Passage provided ::
LOR on nfs: vfs_vnops.c:301 kern_descrip.c:1580

Kostik Belousov kostikbel at gmail.com
Fri Aug 20 19:19:58 UTC 2010


On Fri, Aug 20, 2010 at 08:55:08PM +0400, pluknet wrote:
> On 19 August 2010 17:34, John Baldwin <jhb at freebsd.org> wrote:
> > On Thursday, August 19, 2010 5:29:25 am pluknet wrote:
> >> On 19 August 2010 00:07, John Baldwin <jhb at freebsd.org> wrote:
> >> > On Wednesday, August 18, 2010 3:17:56 pm pluknet wrote:
> >> >> On 18 August 2010 23:11, pluknet <pluknet at gmail.com> wrote:
> >> >> > On 18 August 2010 17:46, Kostik Belousov <kostikbel at gmail.com> wrote:
> >> >> >> On Wed, Aug 18, 2010 at 02:43:19PM +0400, pluknet wrote:
> >> >> >>> On 18 August 2010 12:07, pluknet <pluknet at gmail.com> wrote:
> >> >> >>> > On 17 August 2010 20:04, Kostik Belousov <kostikbel at gmail.com> wrote:
> >> >> >>> >
> >> >> >>> >>
> >> >> >>> >> Also please take a note of the John' suggestion to use the taskqueue.
> >> >> >>> >
> >> >> >>> > I decided to go this road. Thank you both.
> >> >> >>> > Now I do nfs buildkernel survive and prepare some benchmark results.
> >> >> >>> >
> >> >> >>>
> >> >> >>> So, I modified the patch to defer proc_create() with taskqueue(9).
> >> >> >>> Below is `time make -j5 buildkernel WITHOUT_MODULES=yes` perf.
> >> > evaluation.
> >> >> >>> Done on 4-way CPU on clean /usr/obj with /usr/src & /usr/obj both
> >> >> >>> nfs-mounted over 1Gbit LAN.
> >> >> >>>
> >> >> >>> clean old
> >> >> >>> 1137.985u 239.411s 7:42.15 298.0%       6538+2133k 87+43388io 226pf+0w
> >> >> >>>
> >> >> >>> clean new
> >> >> >>> 1134.755u 240.032s 7:41.25 298.0%       6553+2133k 87+43367io 224pf+0w
> >> >> >>>
> >> >> >>> Patch needs polishing, though it generally works.
> >> >> >>> Not sure if shep_chan (or whatever name it will get) needs locking.
> >> >> >> As I said yesterday, if several requests to create nfsiod coming one
> >> >> >> after another, you would loose all but the last.
> >> >> >>
> >> >> >> You should put the requests into the list, probably protected by
> >> >> >> nfs_iod_mtx.
> >> >> >>
> >> >> >
> >> >> > How about this patch? Still several things to ask.
> >> >> > 1) I used malloc instance w/ M_NOWAIT, since it's called with nfs_iod_mtx
> >> > held.
> >> >> > 2) Probably busy/done gymnastics is a wrong mess. Your help is
> >> > appreciated.

Aim 1 ::
In the thread, what mechanism did pluknet use to defer proc_create() in the modified patch?

Supplied records ::
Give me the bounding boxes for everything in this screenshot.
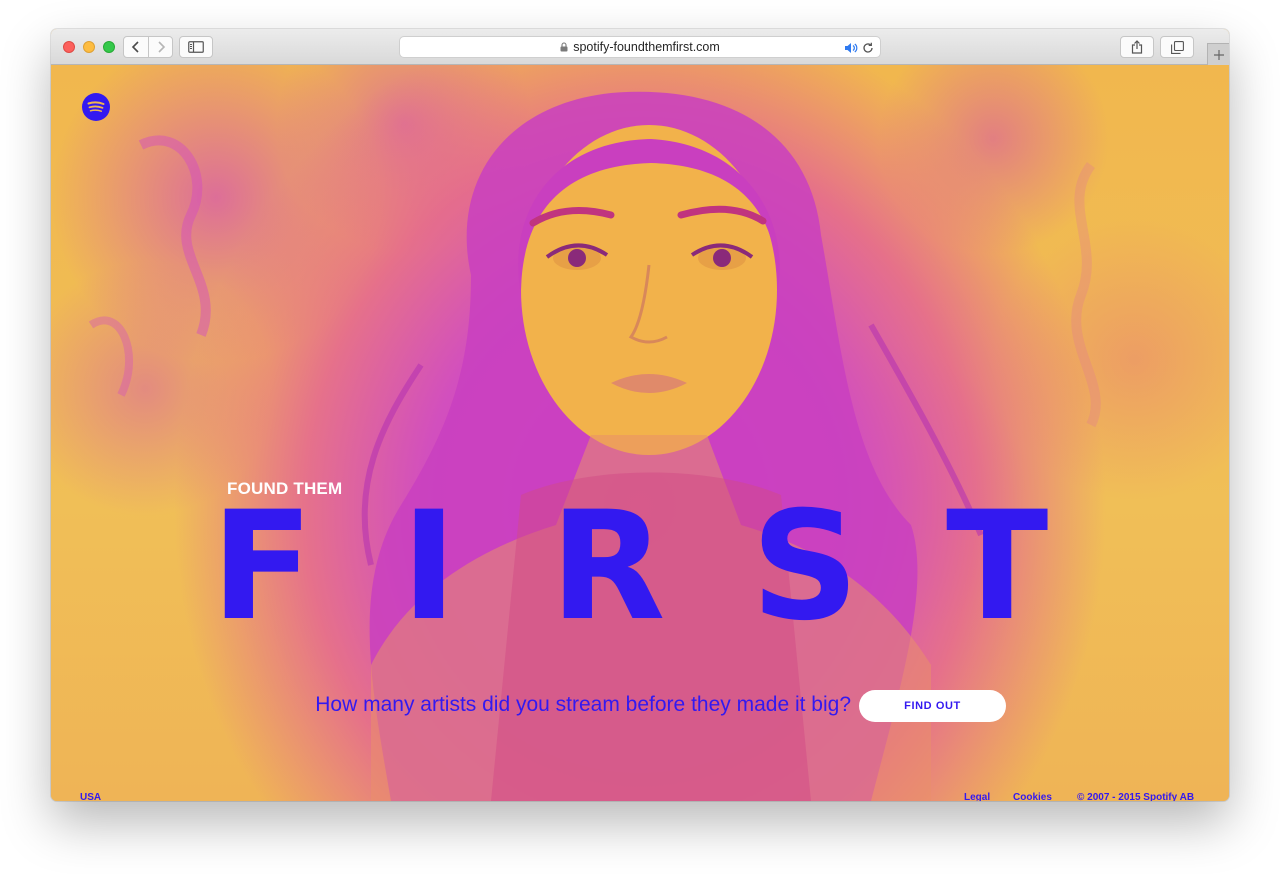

--

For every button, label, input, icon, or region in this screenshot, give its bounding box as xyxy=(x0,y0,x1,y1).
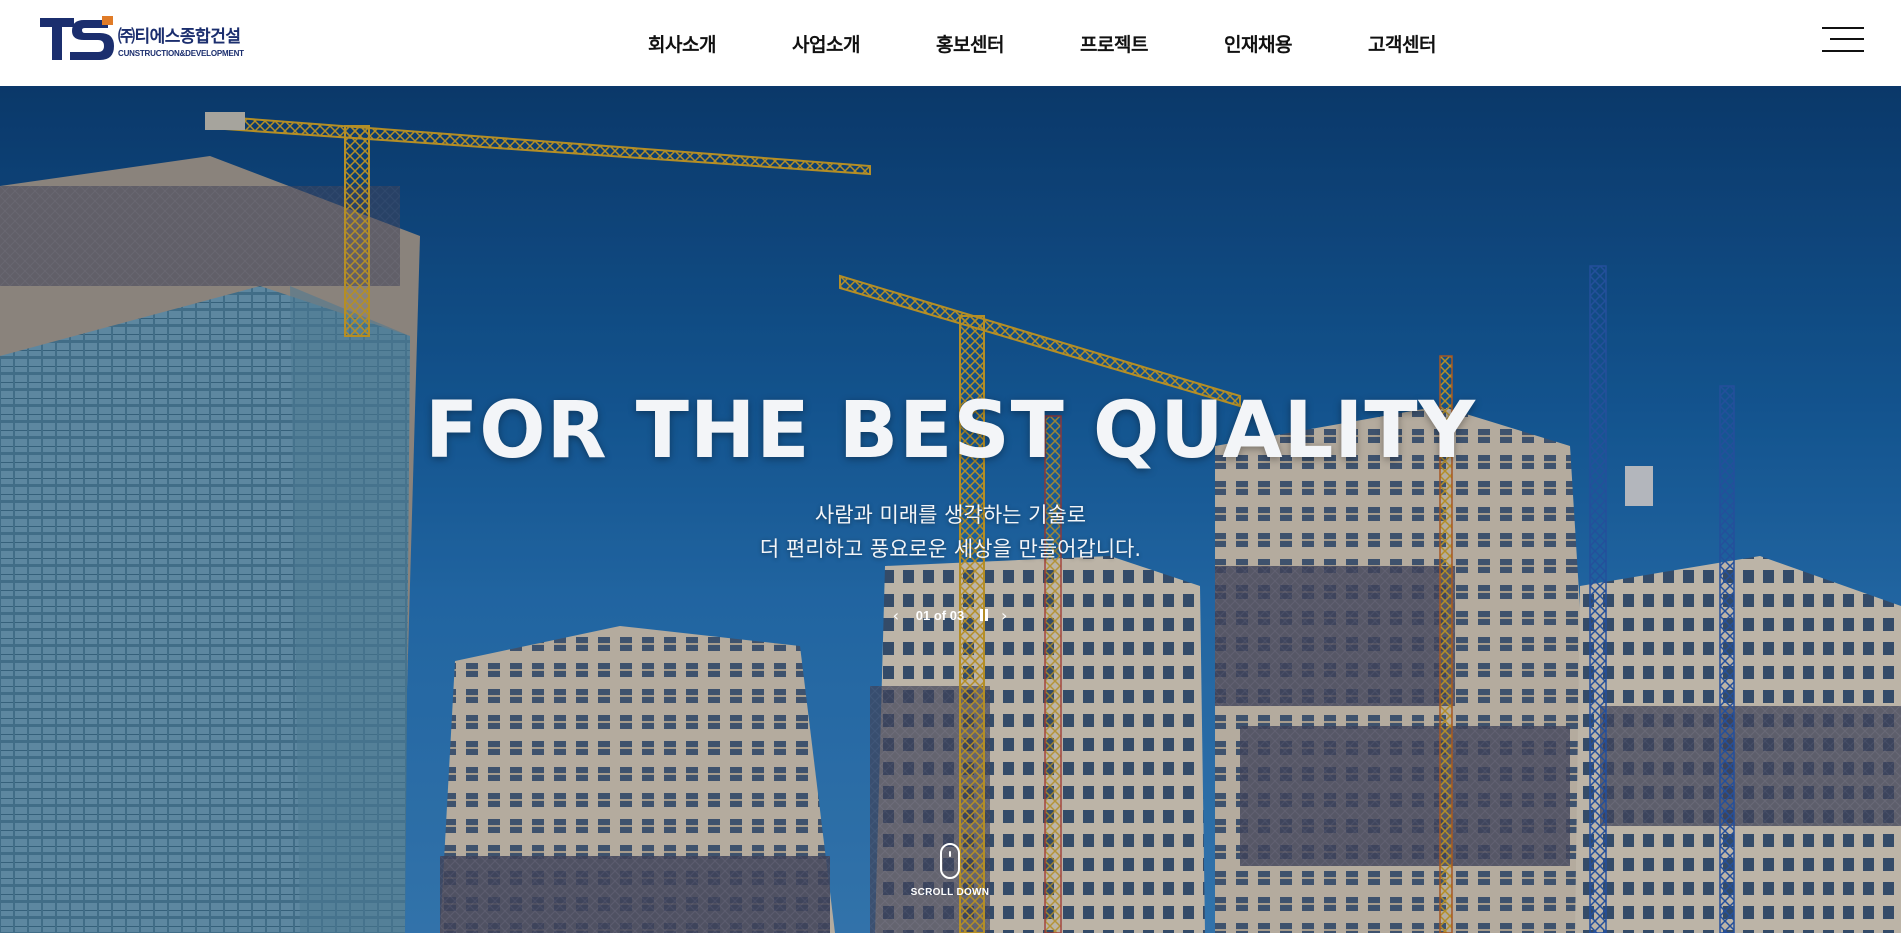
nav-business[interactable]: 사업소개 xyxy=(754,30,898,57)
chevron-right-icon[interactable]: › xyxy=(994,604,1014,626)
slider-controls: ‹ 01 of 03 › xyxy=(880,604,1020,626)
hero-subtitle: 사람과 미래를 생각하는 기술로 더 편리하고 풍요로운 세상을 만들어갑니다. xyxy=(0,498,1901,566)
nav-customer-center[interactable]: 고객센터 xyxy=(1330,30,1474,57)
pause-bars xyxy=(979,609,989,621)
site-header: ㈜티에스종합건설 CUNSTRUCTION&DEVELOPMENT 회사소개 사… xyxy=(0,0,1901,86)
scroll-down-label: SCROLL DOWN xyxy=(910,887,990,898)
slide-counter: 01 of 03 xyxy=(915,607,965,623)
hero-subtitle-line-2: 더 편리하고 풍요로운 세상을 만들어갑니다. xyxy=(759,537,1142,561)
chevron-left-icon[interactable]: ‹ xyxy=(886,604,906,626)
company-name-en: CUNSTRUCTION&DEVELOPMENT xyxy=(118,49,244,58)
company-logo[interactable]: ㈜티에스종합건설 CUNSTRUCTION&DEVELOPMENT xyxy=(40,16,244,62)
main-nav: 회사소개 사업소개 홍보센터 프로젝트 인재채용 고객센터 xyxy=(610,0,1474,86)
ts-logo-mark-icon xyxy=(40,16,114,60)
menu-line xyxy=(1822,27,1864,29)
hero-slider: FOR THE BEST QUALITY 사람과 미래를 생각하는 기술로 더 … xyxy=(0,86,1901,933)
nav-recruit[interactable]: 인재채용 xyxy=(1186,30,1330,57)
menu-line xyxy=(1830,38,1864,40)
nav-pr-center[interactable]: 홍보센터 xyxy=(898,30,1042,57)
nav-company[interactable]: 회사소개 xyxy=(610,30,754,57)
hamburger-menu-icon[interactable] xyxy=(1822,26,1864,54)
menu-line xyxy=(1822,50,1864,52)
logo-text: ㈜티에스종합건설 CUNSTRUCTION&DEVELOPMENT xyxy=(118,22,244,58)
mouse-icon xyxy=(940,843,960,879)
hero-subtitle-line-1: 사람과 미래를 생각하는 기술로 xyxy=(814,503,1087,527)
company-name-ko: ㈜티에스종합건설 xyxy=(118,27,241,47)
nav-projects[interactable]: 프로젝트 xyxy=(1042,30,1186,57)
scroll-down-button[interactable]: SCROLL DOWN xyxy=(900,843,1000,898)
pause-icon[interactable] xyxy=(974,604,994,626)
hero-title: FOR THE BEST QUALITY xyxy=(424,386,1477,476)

Aim 2 ::
From the entries, reproduce verbatim the lines starting at the one containing "For every button, label, input, icon, or" and ending at the one containing "hero-title: FOR THE", both included. Leave the pictures out.

Written solution 1 ::
taskqueue(9)

Written solution 2 ::
For every button, label, input, icon, or region in this screenshot, give its bounding box as xyxy=(x0,y0,x1,y1).
nav-business[interactable]: 사업소개 xyxy=(754,30,898,57)
chevron-right-icon[interactable]: › xyxy=(994,604,1014,626)
slider-controls: ‹ 01 of 03 › xyxy=(880,604,1020,626)
hero-subtitle: 사람과 미래를 생각하는 기술로 더 편리하고 풍요로운 세상을 만들어갑니다. xyxy=(0,498,1901,566)
nav-customer-center[interactable]: 고객센터 xyxy=(1330,30,1474,57)
pause-bars xyxy=(979,609,989,621)
site-header: ㈜티에스종합건설 CUNSTRUCTION&DEVELOPMENT 회사소개 사… xyxy=(0,0,1901,86)
scroll-down-label: SCROLL DOWN xyxy=(910,887,990,898)
slide-counter: 01 of 03 xyxy=(915,607,965,623)
hero-subtitle-line-2: 더 편리하고 풍요로운 세상을 만들어갑니다. xyxy=(759,537,1142,561)
chevron-left-icon[interactable]: ‹ xyxy=(886,604,906,626)
company-name-en: CUNSTRUCTION&DEVELOPMENT xyxy=(118,49,244,58)
company-logo[interactable]: ㈜티에스종합건설 CUNSTRUCTION&DEVELOPMENT xyxy=(40,16,244,62)
main-nav: 회사소개 사업소개 홍보센터 프로젝트 인재채용 고객센터 xyxy=(610,0,1474,86)
ts-logo-mark-icon xyxy=(40,16,114,60)
menu-line xyxy=(1822,27,1864,29)
hero-slider: FOR THE BEST QUALITY 사람과 미래를 생각하는 기술로 더 … xyxy=(0,86,1901,933)
nav-recruit[interactable]: 인재채용 xyxy=(1186,30,1330,57)
menu-line xyxy=(1830,38,1864,40)
nav-pr-center[interactable]: 홍보센터 xyxy=(898,30,1042,57)
nav-company[interactable]: 회사소개 xyxy=(610,30,754,57)
hamburger-menu-icon[interactable] xyxy=(1822,26,1864,54)
menu-line xyxy=(1822,50,1864,52)
logo-text: ㈜티에스종합건설 CUNSTRUCTION&DEVELOPMENT xyxy=(118,22,244,58)
mouse-icon xyxy=(940,843,960,879)
hero-subtitle-line-1: 사람과 미래를 생각하는 기술로 xyxy=(814,503,1087,527)
company-name-ko: ㈜티에스종합건설 xyxy=(118,27,241,47)
nav-projects[interactable]: 프로젝트 xyxy=(1042,30,1186,57)
scroll-down-button[interactable]: SCROLL DOWN xyxy=(900,843,1000,898)
pause-icon[interactable] xyxy=(974,604,994,626)
hero-title: FOR THE BEST QUALITY xyxy=(424,386,1477,476)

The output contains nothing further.